* Aim of the exercise: Below are the records. Gather each line that holds "text".

(Extracted data entries)
○ ○ ○ ○ ○ ○ ○

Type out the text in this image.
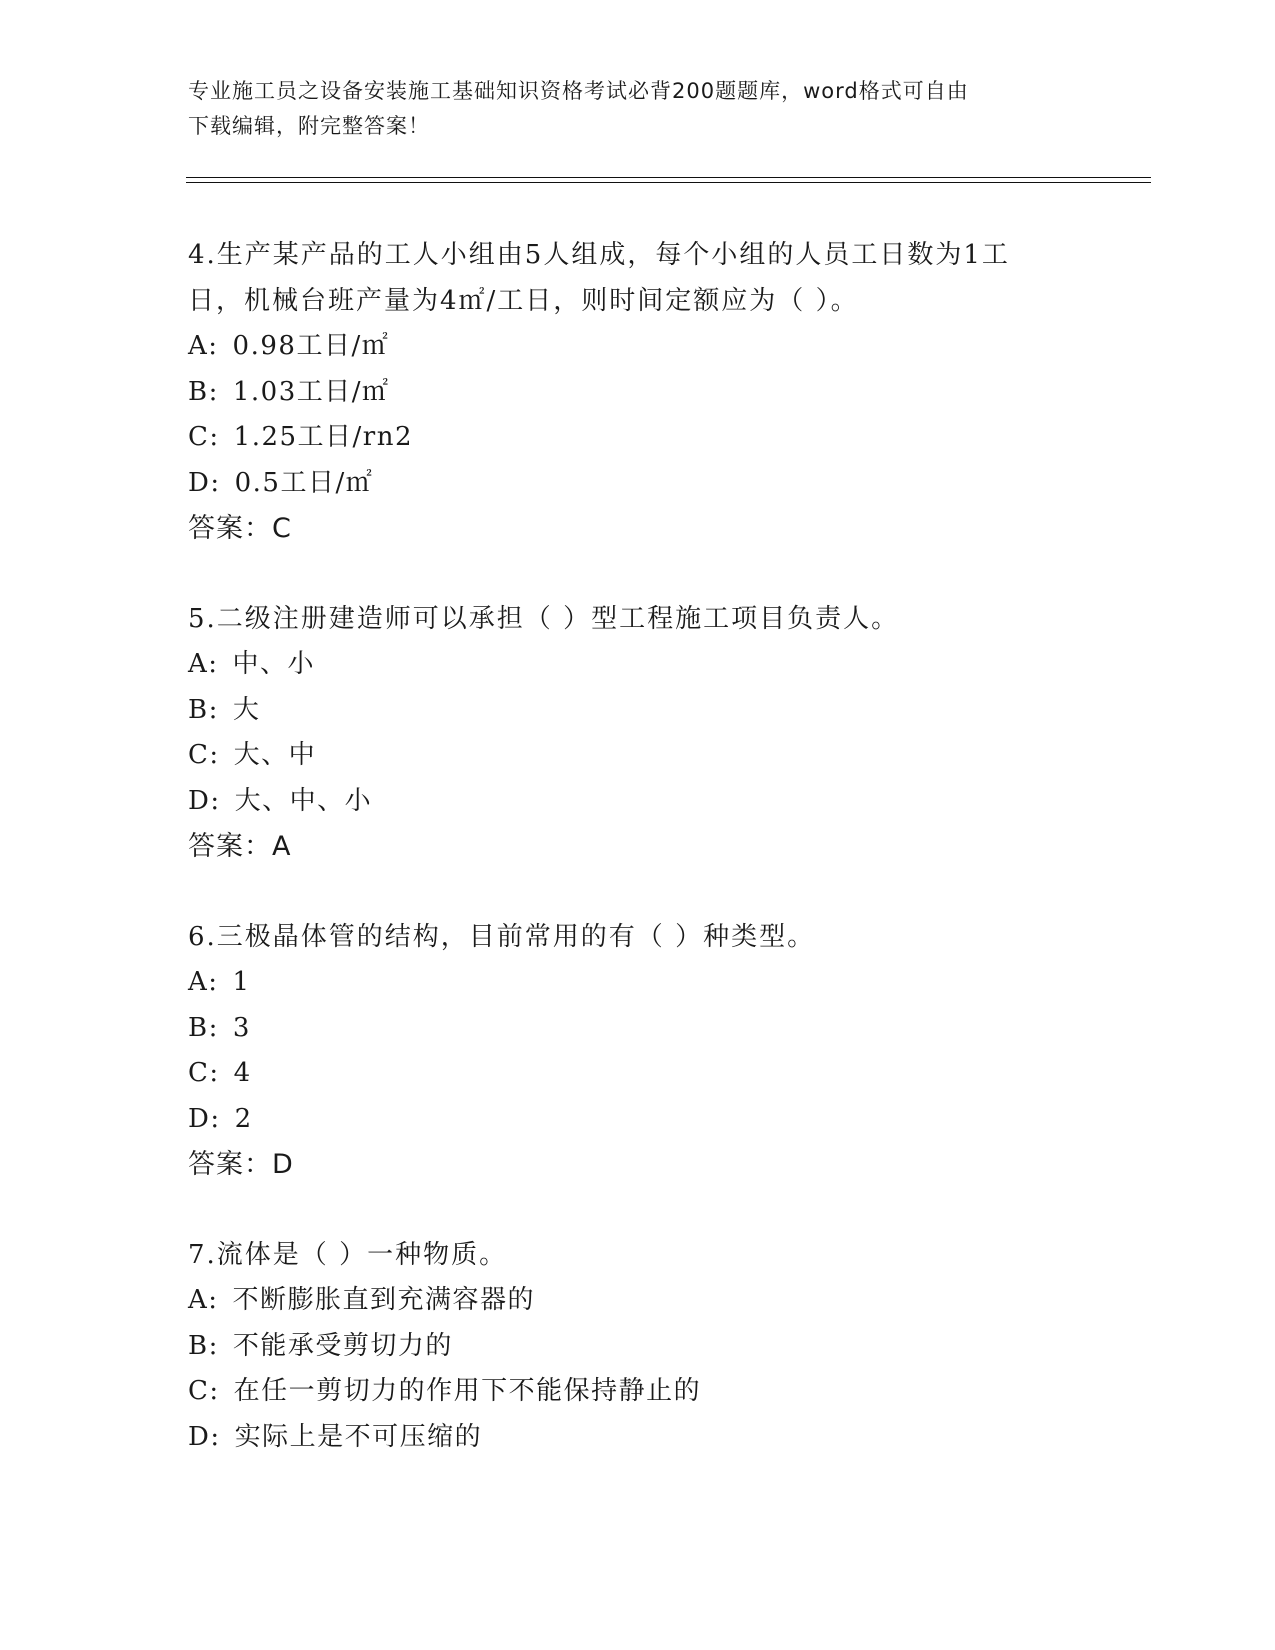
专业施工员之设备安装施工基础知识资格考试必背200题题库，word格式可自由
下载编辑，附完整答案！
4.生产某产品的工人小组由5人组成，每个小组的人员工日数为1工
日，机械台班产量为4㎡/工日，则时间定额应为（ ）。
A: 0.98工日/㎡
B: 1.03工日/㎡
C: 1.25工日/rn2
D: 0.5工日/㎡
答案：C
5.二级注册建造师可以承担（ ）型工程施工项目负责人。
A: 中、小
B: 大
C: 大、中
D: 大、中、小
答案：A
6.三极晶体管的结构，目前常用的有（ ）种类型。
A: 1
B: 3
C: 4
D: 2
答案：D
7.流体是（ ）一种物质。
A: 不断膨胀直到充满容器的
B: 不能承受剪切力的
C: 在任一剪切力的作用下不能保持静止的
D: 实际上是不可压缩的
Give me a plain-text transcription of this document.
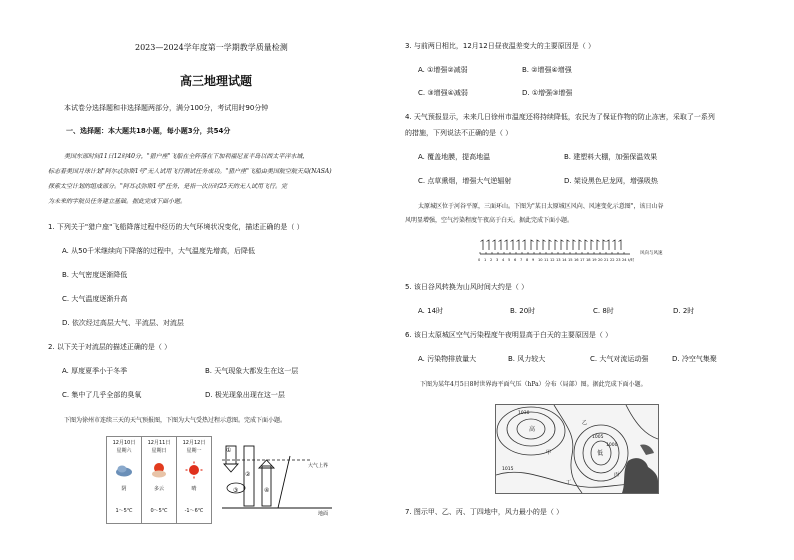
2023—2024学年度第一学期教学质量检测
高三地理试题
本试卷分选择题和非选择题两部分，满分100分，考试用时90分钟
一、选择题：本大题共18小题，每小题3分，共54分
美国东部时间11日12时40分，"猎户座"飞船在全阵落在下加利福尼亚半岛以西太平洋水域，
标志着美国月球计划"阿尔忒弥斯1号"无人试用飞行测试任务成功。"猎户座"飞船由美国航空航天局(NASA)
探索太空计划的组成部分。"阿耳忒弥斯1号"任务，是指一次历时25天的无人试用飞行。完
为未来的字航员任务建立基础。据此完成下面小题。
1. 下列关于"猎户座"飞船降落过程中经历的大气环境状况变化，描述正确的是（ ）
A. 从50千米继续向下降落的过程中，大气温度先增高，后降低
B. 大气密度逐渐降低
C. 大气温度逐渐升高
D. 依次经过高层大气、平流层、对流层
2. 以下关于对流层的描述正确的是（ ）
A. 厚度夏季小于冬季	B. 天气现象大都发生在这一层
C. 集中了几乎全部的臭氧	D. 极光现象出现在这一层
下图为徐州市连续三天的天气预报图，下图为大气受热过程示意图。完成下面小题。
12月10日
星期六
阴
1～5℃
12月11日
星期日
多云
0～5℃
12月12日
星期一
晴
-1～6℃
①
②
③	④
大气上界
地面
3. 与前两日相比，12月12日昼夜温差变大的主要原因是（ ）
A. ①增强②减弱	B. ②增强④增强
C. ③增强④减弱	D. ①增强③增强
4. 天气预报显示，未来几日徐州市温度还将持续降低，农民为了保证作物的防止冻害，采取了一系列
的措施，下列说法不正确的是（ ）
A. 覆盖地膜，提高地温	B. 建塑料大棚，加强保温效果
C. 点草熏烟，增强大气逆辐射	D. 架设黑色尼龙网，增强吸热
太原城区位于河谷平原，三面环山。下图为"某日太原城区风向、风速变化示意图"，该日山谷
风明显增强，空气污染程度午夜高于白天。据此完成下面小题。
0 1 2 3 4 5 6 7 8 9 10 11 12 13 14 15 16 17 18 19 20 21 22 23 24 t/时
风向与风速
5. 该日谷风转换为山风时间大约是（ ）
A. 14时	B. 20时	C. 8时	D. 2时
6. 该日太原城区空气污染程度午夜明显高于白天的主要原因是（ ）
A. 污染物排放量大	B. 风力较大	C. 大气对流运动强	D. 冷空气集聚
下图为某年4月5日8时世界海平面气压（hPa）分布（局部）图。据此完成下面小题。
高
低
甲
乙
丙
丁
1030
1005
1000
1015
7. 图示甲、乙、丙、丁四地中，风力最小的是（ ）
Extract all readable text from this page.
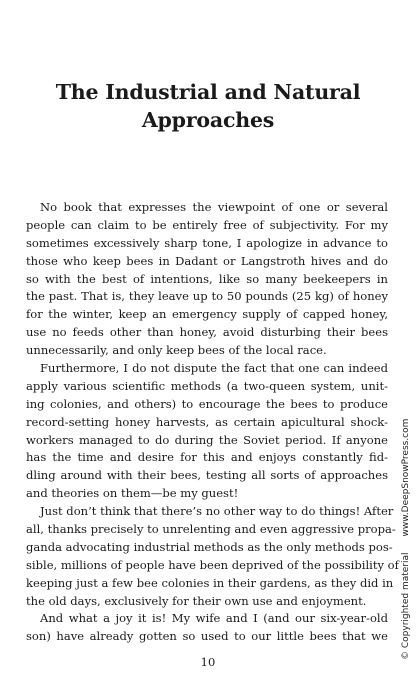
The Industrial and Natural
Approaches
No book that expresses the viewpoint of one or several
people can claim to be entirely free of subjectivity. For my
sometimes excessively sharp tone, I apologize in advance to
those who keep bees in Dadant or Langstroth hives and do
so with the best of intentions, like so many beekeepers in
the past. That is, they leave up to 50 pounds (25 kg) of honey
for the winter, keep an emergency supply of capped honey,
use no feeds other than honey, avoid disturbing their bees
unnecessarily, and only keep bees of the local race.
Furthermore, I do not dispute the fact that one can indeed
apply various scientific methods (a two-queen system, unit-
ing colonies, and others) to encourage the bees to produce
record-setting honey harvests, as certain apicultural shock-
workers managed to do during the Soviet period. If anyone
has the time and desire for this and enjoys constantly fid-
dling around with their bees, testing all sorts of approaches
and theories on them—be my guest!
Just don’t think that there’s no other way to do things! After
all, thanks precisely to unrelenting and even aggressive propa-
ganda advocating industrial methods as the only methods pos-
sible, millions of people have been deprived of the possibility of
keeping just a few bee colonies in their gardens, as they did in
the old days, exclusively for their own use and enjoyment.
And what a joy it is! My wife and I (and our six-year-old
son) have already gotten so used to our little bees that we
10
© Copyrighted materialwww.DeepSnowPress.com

○ ○ ○ ○ ○ ○ ○

* Completed exercise:
Type out the text in this image.
Give me a plain-text transcription of this document.
Extract all readable text from this page.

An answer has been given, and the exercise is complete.